Given instruction: From the entries below, pick out and copy every line that contains the string "年の極値".

Material shown:
***
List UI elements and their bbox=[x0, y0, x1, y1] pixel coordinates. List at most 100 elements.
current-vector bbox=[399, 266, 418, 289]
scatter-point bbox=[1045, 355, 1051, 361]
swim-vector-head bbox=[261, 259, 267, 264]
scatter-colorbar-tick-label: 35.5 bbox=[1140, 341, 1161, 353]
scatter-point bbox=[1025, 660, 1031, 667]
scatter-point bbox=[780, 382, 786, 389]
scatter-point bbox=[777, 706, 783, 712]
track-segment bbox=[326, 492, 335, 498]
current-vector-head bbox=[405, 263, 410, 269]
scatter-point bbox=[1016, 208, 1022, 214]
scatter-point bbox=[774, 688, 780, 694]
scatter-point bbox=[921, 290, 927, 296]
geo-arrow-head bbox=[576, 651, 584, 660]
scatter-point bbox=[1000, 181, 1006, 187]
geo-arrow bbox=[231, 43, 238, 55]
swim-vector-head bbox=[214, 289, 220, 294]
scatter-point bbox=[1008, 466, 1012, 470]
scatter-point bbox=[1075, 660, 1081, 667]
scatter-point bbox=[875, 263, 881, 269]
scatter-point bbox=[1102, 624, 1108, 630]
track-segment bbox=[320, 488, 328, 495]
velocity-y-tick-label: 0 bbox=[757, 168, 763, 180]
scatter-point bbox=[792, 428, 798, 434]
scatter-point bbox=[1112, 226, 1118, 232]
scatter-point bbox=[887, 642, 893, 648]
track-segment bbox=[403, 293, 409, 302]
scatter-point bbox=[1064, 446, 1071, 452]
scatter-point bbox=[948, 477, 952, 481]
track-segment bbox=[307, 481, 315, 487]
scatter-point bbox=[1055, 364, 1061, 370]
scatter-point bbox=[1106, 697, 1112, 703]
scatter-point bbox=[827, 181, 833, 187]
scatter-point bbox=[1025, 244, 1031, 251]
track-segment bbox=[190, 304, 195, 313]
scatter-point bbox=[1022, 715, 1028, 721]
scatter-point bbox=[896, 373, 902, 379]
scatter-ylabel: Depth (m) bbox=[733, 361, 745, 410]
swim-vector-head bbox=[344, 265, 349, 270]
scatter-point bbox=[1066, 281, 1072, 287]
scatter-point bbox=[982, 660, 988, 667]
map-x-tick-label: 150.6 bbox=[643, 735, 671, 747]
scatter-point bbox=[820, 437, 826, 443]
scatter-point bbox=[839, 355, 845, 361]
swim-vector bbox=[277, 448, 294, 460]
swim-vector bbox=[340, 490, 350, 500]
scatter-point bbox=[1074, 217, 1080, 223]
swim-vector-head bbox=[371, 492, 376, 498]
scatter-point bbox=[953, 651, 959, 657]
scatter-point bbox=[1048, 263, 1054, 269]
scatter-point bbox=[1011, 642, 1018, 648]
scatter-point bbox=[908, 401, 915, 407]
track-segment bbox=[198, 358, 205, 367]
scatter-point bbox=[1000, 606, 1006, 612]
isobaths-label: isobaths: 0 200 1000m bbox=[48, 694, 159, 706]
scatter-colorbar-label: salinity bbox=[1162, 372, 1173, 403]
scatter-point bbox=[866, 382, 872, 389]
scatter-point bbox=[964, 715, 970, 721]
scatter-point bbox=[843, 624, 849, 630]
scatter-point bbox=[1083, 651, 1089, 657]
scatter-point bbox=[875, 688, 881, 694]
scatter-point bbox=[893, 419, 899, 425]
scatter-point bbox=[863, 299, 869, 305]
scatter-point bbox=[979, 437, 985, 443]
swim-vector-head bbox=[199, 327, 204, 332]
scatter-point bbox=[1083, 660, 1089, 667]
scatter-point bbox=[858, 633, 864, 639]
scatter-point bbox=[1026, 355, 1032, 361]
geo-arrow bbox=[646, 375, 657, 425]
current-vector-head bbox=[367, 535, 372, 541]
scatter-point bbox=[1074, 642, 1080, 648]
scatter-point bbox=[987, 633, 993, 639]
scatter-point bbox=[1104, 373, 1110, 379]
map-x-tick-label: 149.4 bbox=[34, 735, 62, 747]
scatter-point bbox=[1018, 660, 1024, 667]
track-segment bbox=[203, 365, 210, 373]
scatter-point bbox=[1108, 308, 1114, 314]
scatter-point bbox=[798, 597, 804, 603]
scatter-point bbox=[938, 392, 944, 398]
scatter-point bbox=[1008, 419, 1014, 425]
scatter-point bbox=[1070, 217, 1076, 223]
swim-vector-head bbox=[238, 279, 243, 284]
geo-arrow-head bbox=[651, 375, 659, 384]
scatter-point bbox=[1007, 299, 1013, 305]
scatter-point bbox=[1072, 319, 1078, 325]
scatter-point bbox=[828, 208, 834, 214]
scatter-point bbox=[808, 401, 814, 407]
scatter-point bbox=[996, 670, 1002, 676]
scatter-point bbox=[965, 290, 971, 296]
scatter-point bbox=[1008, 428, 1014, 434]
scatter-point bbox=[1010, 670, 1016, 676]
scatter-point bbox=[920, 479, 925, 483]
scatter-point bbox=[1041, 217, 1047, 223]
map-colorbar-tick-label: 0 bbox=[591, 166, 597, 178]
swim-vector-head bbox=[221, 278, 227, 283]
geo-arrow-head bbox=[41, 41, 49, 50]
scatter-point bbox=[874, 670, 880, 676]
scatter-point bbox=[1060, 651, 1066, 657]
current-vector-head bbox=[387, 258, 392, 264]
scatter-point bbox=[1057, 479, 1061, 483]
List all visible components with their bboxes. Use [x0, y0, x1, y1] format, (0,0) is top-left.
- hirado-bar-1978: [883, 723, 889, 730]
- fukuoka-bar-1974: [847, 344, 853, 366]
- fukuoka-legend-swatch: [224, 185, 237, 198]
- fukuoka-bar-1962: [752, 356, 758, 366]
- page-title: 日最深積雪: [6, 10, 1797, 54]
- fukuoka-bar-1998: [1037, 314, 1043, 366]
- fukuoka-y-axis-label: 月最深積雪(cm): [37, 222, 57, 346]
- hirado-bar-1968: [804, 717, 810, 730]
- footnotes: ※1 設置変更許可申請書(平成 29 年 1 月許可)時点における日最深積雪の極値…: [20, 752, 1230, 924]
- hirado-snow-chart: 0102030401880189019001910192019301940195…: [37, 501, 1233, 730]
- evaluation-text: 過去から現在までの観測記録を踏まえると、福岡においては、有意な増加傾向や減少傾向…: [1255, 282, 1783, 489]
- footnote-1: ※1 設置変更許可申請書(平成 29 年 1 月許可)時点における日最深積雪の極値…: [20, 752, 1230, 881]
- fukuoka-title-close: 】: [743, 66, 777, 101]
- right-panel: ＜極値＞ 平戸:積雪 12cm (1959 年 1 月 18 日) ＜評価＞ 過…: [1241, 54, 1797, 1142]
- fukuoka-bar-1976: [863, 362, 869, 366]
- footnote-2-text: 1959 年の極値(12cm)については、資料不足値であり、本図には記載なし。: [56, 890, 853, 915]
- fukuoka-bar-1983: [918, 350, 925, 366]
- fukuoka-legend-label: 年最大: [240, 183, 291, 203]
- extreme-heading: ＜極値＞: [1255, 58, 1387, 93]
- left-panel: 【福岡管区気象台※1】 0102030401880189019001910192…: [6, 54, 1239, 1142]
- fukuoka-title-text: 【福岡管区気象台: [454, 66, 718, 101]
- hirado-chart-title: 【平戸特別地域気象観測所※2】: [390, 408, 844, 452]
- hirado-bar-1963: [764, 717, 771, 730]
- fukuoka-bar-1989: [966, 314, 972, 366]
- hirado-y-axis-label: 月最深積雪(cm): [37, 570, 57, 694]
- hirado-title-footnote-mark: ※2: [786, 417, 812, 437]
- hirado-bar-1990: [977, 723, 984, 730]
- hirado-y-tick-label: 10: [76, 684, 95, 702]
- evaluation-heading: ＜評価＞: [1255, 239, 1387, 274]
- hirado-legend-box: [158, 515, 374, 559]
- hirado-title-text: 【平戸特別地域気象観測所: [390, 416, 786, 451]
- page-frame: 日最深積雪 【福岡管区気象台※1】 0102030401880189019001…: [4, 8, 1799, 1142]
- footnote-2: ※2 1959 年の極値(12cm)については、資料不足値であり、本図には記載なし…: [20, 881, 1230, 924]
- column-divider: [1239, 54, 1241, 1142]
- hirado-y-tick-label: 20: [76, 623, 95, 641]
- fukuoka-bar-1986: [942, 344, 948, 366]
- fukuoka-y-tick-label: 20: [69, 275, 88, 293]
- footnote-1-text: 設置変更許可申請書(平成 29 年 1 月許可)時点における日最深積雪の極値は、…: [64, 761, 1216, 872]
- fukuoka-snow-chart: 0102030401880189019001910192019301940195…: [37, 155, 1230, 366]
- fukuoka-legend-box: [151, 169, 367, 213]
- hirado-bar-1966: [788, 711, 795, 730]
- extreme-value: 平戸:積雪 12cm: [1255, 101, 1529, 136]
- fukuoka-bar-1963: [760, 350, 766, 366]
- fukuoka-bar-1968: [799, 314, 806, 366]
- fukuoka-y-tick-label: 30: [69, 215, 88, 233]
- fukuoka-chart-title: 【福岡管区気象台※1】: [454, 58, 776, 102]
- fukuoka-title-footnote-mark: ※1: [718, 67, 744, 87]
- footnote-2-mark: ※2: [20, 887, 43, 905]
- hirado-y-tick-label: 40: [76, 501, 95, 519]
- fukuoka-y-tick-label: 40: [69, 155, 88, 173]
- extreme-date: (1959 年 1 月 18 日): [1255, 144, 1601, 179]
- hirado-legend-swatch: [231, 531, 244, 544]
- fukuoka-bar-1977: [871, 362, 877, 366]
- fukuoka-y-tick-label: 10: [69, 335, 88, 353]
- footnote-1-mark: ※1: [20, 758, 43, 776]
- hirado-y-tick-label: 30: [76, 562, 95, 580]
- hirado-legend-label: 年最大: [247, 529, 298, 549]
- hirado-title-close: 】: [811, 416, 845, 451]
***
Problem solution:
- footnote-2-text: 1959 年の極値(12cm)については、資料不足値であり、本図には記載なし。: [56, 890, 853, 915]
- footnote-2: ※2 1959 年の極値(12cm)については、資料不足値であり、本図には記載なし…: [20, 881, 1230, 924]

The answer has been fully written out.